Written tasks:
A – In the passage on Southern military enlistment, why does the writer say Florida "gets an asterisk"? Explain in one to three sentences.
B – Write a continuation of the passage on Southern military enlistment, beginning after its final sentence.

Selection:
-- -- --

You could call it that if you wanted, I guess. I just think culture is very powerful. As you say, the South is no longer a cultural and economic backwater, but during the time that it was I think it formed a lot of habits that endured. However, I don't think the "hard times" are the ONLY reason for those habits - Southern marital culture, for instance, predated the Civil War. I do wonder if they helped preserve them.
IIRC Native Americans are the MOST over-represented group in the Armed Forces. Not to start up the oppression Olympics, but they have seen a lot of hard times. I suspect that "poor => military opportunity" is probably more relevant here than "tough => warrior spirit" but I imagine there's room for both, along with a hearty helping of family warrior tradition.
The average age of enlisted personnel is 27. If you assume their parents had them at age 30 on average, that would mean that their grandparents were born around 1938, which is probably a little early. 1938 was 73 years after the Civil War ended. Their grandparents would have grown up around people who remembered the Civil War in the same sense that someone born in 1991 grew up around people who remember World War I; I was born earlier than that and I don't recall a single instance of anyone talking about memories of WWI. The oldest people in my life, who were well into their 80s by the time someone born in 1991 would have been old enough to remember anything about world events, were themselves not old enough to have any meaningful memories of WWI. The last Civil War veterans reunion in 1938 at Gettysburg attracted 2,000 people. The average age was 94. Coincidentally, my own grandmother and great aunt's grandfather was a Civil War veteran, and I only know this because of genealogical research I did when I was in my 30s. Keep in mind that they were born in 1913 and 1911, respectively, and he died in 1920 at age 80, so that gives you an arbitrary example of when a fairly typical Civil War veteran would have passed, and how old one would have to be to have any memory of them being alive.
Anyway, I can't find good numbers on this, but a report from Brown University on the state of origin of people serving in post-9/11 wars at least points in the right direction. Assuming their work is representative, while the fact that the South provides a disproportionate number of soldiers is true, your thesis doesn't hold when you look at things at a more granular level. Most of this is driven by three states—Florida, Georgia, and South Carolina—that have vastly disproportionate numbers. But Florida gets an asterisk since its population didn't start taking off until well after the Civil War and relatively few of its present-day residents are culturally Southern, with only 43% born in the former Confederacy. Alabama is in the top-ten per capita, but Mississippi isn't; it's close to the national average, as are Arkansas and Louisiana, which has the highest native-born population of any Southern state at 78% born in-state.
Even if the effect does exist to the extent, it doesn't seem to have much of an effect when applied to the military as a whole. The top four states in terms of total enlistees mirror the top four states in population: California, Texas, Florida, and New York, in that order. Nine of the top ten are the same; Pennsylvania takes the biggest drop, from 5 to 9. Michigan, tenth in total population, is replaced by Virginia which is twelfth in total population. South Carolina, Alaska, and Hawaii punch above their weight when it come to producing enlistees, but their populations are small enough that it doesn't move them much on the list. South Carolina moves from 23 to 17. Alaska moves from 49 to 44. Hawaii moves from 41 to 39. The correlation between population and number of enlisted is 0.98. You can criticize the numbers because they are only a snapshot of a certain subset of enlisted men taken at a certain time and not representative of say, everyone who has served in the past 20 years, but I would expect variation due to sample size to smooth out with better data, not go in the opposite direction.

-- -- --

Information shown:
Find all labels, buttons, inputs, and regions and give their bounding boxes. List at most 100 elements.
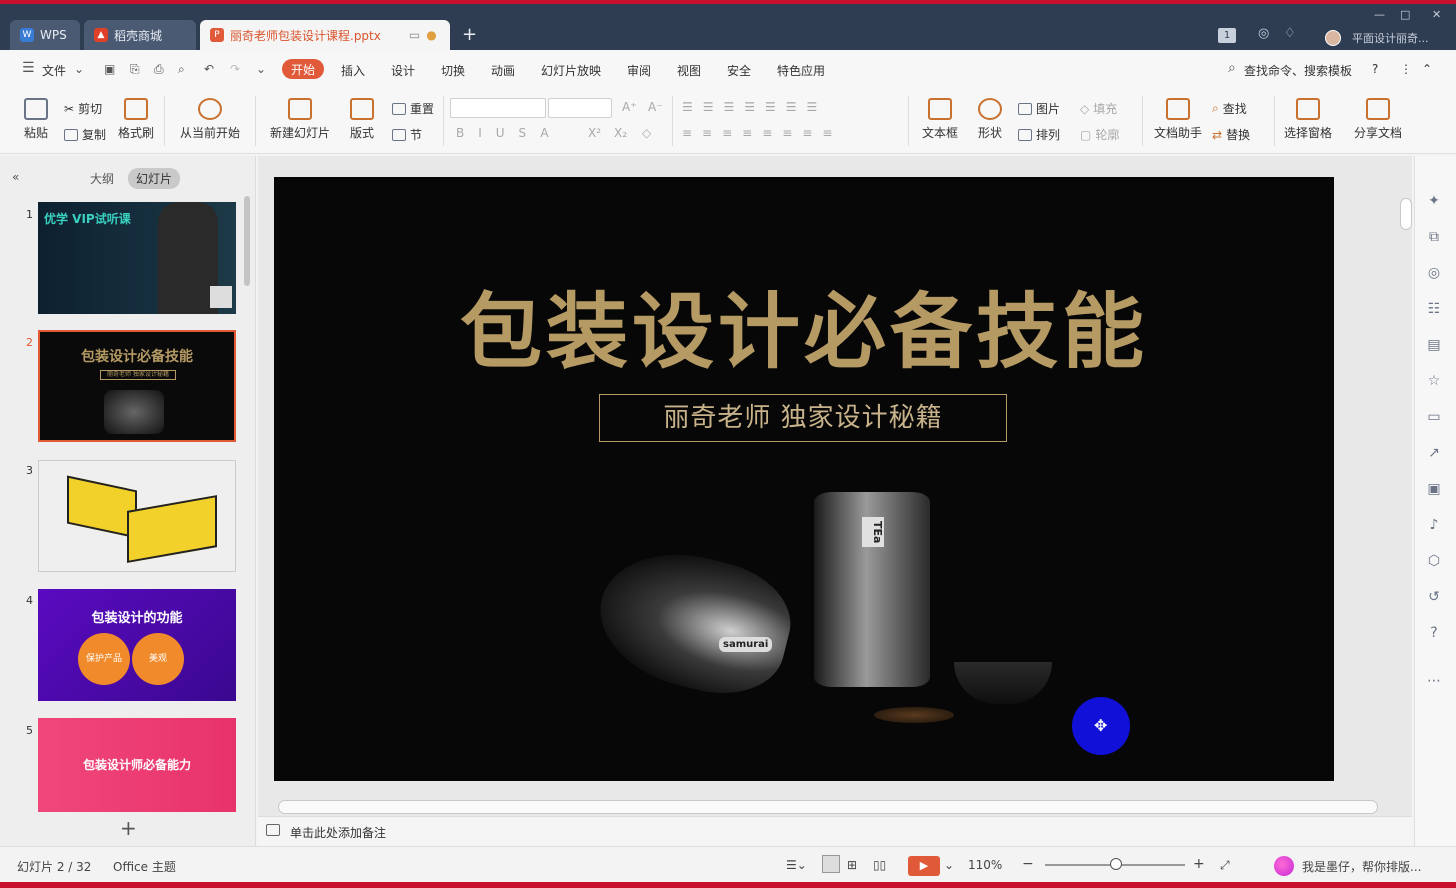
slide-thumb-2[interactable]: 包装设计必备技能 丽奇老师 独家设计秘籍 — [38, 330, 236, 442]
search-icon[interactable]: ⌕ — [1228, 60, 1236, 76]
find-button[interactable]: ⌕ 查找 — [1212, 100, 1247, 117]
more-icon[interactable]: ⋯ — [1425, 672, 1443, 690]
slide-canvas[interactable]: 包装设计必备技能 丽奇老师 独家设计秘籍 samurai TEa — [274, 177, 1334, 781]
horizontal-scrollbar[interactable] — [278, 800, 1378, 814]
undo-icon[interactable]: ↶ — [204, 62, 214, 76]
copy-button[interactable]: 复制 — [64, 126, 106, 143]
notes-placeholder[interactable]: 单击此处添加备注 — [290, 824, 386, 841]
paragraph-icons-bottom[interactable]: ≡≡≡≡≡≡≡≡ — [682, 126, 842, 140]
theme-name[interactable]: Office 主题 — [113, 858, 176, 875]
maximize-icon[interactable]: □ — [1400, 8, 1410, 21]
reading-view-icon[interactable]: ▯▯ — [873, 858, 886, 872]
export-pdf-icon[interactable]: ⎘ — [130, 62, 140, 77]
replace-button[interactable]: ⇄ 替换 — [1212, 126, 1250, 143]
select-pane-button[interactable]: 选择窗格 — [1280, 98, 1336, 141]
menu-start[interactable]: 开始 — [282, 59, 324, 79]
menu-review[interactable]: 审阅 — [627, 62, 651, 79]
tab-document[interactable]: P 丽奇老师包装设计课程.pptx ▭ ● — [200, 20, 450, 50]
pin-icon[interactable]: ✦ — [1425, 192, 1443, 210]
help-button[interactable]: ? — [1372, 62, 1378, 76]
layout-button[interactable]: 版式 — [342, 98, 382, 141]
star-icon[interactable]: ☆ — [1425, 372, 1443, 390]
sorter-view-icon[interactable]: ⊞ — [847, 858, 857, 872]
cut-button[interactable]: ✂ 剪切 — [64, 100, 102, 117]
superscript-icon[interactable]: X² — [588, 126, 601, 140]
shield-icon[interactable]: ⬡ — [1425, 552, 1443, 570]
image-icon[interactable]: ▣ — [1425, 480, 1443, 498]
reset-button[interactable]: 重置 — [392, 100, 434, 117]
collapse-panel-icon[interactable]: « — [12, 170, 19, 184]
vertical-scrollbar[interactable] — [1400, 198, 1412, 230]
menu-view[interactable]: 视图 — [677, 62, 701, 79]
save-icon[interactable]: ▣ — [104, 62, 115, 76]
redo-icon[interactable]: ↷ — [230, 62, 240, 76]
doc-assistant-button[interactable]: 文档助手 — [1150, 98, 1206, 141]
font-grow-icon[interactable]: A⁺ — [622, 100, 637, 114]
play-menu-icon[interactable]: ⌄ — [944, 858, 954, 872]
font-shrink-icon[interactable]: A⁻ — [648, 100, 663, 114]
gallery-icon[interactable]: ▤ — [1425, 336, 1443, 354]
menu-file[interactable]: 文件 — [42, 62, 66, 79]
outline-button[interactable]: ▢ 轮廓 — [1080, 126, 1119, 143]
arrange-button[interactable]: 排列 — [1018, 126, 1060, 143]
archive-icon[interactable]: ▭ — [1425, 408, 1443, 426]
tab-slides[interactable]: 幻灯片 — [128, 168, 181, 189]
menu-transition[interactable]: 切换 — [441, 62, 465, 79]
tab-docer[interactable]: ▲ 稻壳商城 — [84, 20, 196, 50]
normal-view-icon[interactable] — [822, 855, 840, 873]
zoom-in-icon[interactable]: + — [1193, 856, 1205, 872]
play-slideshow-button[interactable]: ▶ — [908, 856, 940, 876]
slide-subtitle[interactable]: 丽奇老师 独家设计秘籍 — [599, 394, 1007, 442]
menu-slideshow[interactable]: 幻灯片放映 — [541, 62, 601, 79]
collapse-ribbon-icon[interactable]: ⌃ — [1422, 62, 1432, 76]
duplicate-icon[interactable]: ⧉ — [1425, 228, 1443, 246]
paste-button[interactable]: 粘贴 — [16, 98, 56, 141]
history-icon[interactable]: ↺ — [1425, 588, 1443, 606]
monitor-icon[interactable]: ▭ — [409, 28, 420, 42]
font-name-field[interactable] — [450, 98, 546, 118]
more-icon[interactable]: ⋮ — [1400, 62, 1412, 76]
font-size-field[interactable] — [548, 98, 612, 118]
avatar[interactable] — [1325, 30, 1341, 46]
customize-icon[interactable]: ⌄ — [256, 62, 266, 76]
slide-title[interactable]: 包装设计必备技能 — [274, 265, 1334, 384]
clear-format-icon[interactable]: ◇ — [642, 126, 651, 140]
cloud-icon[interactable]: ◎ — [1258, 26, 1269, 41]
slide-thumb-1[interactable]: 优学 VIP试听课 — [38, 202, 236, 314]
tab-wps[interactable]: W WPS — [10, 20, 80, 50]
menu-insert[interactable]: 插入 — [341, 62, 365, 79]
add-slide-button[interactable]: + — [120, 816, 137, 840]
chevron-down-icon[interactable]: ⌄ — [74, 62, 84, 76]
assistant-text[interactable]: 我是墨仔，帮你排版... — [1302, 858, 1421, 875]
speaker-icon[interactable]: ♪ — [1425, 516, 1443, 534]
tab-outline[interactable]: 大纲 — [90, 170, 114, 187]
assistant-avatar[interactable] — [1274, 856, 1294, 876]
picture-button[interactable]: 图片 — [1018, 100, 1060, 117]
menu-animation[interactable]: 动画 — [491, 62, 515, 79]
share-out-icon[interactable]: ↗ — [1425, 444, 1443, 462]
menu-security[interactable]: 安全 — [727, 62, 751, 79]
shape-button[interactable]: 形状 — [970, 98, 1010, 141]
help-circle-icon[interactable]: ? — [1425, 624, 1443, 642]
command-search[interactable]: 查找命令、搜索模板 — [1244, 62, 1352, 79]
font-style-icons[interactable]: BIUSA — [456, 126, 563, 140]
new-tab-button[interactable]: + — [462, 26, 477, 44]
skin-icon[interactable]: ♢ — [1284, 26, 1296, 41]
slide-thumb-5[interactable]: 包装设计师必备能力 — [38, 718, 236, 812]
menu-special[interactable]: 特色应用 — [777, 62, 825, 79]
user-name[interactable]: 平面设计丽奇... — [1352, 30, 1429, 46]
slide-thumb-3[interactable] — [38, 460, 236, 572]
paragraph-icons-top[interactable]: ☰☰☰☰☰☰☰ — [682, 100, 827, 114]
zoom-slider-handle[interactable] — [1110, 858, 1122, 870]
share-button[interactable]: 分享文档 — [1350, 98, 1406, 141]
fit-window-icon[interactable]: ⤢ — [1220, 858, 1230, 873]
print-icon[interactable]: ⎙ — [154, 62, 164, 77]
settings-sliders-icon[interactable]: ☷ — [1425, 300, 1443, 318]
format-painter-button[interactable]: 格式刷 — [114, 98, 158, 141]
play-from-current-button[interactable]: 从当前开始 — [172, 98, 248, 141]
zoom-out-icon[interactable]: − — [1022, 856, 1034, 872]
minimize-icon[interactable]: — — [1374, 8, 1385, 21]
textbox-button[interactable]: 文本框 — [916, 98, 964, 141]
slide-thumb-4[interactable]: 包装设计的功能 保护产品 美观 — [38, 589, 236, 701]
window-count-badge[interactable]: 1 — [1218, 28, 1236, 43]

-- -- --

Response list:
A – Florida's population did not start taking off until well after the Civil War. Relatively few of its present-day residents are culturally Southern, and only 43% were born in the former Confederacy.

B –
This is fair enough! You're correct that World War One is very far from us today, and World War Two is much further than the time I was a boy. But I think that cultural habits persist long after people are dead. The average age in the US is 39, and you can very quickly find Southerners much younger than 39 expressing sympathy for the Confederacy, less out of any neoconfederate ideological alignment and more out of nativist sentiment. One gentleman I spoke with once told me that he would have fought for Virginia even though he thought it was in the wrong. And so given those attitudes I am liable to give credence to the idea that other cultural attitudes might have hung on for just as long.
This is a respectable argument, but I don't think your more granular analysis tells the whole story.
How would we measure a cultural angle? It's hard, but I don't think impossible to probe the idea. We could look at whose tactics and strategy was emulated and studied by the US military. (Realistically, I think the answer here is disproportionately German.)
Or we can look at current people in elite positions. For instance, we can look at the Joint Chiefs of Staff right now. But illustrating my point above, some of it's fuzzy. For one thing, Lunday is from South Carolina, but he's from the Coast Guard and so merely an attendee of the JCOS. I'm not sure where Wilsbach was born, but it seems likely he grew up in Florida. And Smith is from Plano (Texas), but was born in Missouri. So generously, 4/9 JSOC members are Southern - SOUTHERN BIAS CONFIRMED! - but conservatively, only 1/8 (Caudle, from North Carolina).
Or, we can look at historical commanders of JSOC (Joint Special Operations Command) and SOCOM (Special Operations Command). JSOC has had 18 commanders, and we should expect those commanders to have a lot of influence in the modern US war machine. By my count, 5 of those came from the former Confederacy (including 2 from Texas, 3 if you count McRaven who moved there in elementary school). If JSOC perfectly represented current population trends, we would likely expect it to have 6 from the South, but on the flip side, 5 probably is a slight overrepresentation of the population in 1980 (when JSOC was stood up, and the South was closer to 25% of the population). Things get funny if you look at SOCOM: 6/14! Nearly half! Wild overrepresentation! But this is only if I exclude Raymond Smith since he was only in office for 41 days as acting commander - which I think is fair enough - and INCLUDE Holland, born in WEST VIRGINIA. I'll leave it to you to decide if that counts as a former Confederate state.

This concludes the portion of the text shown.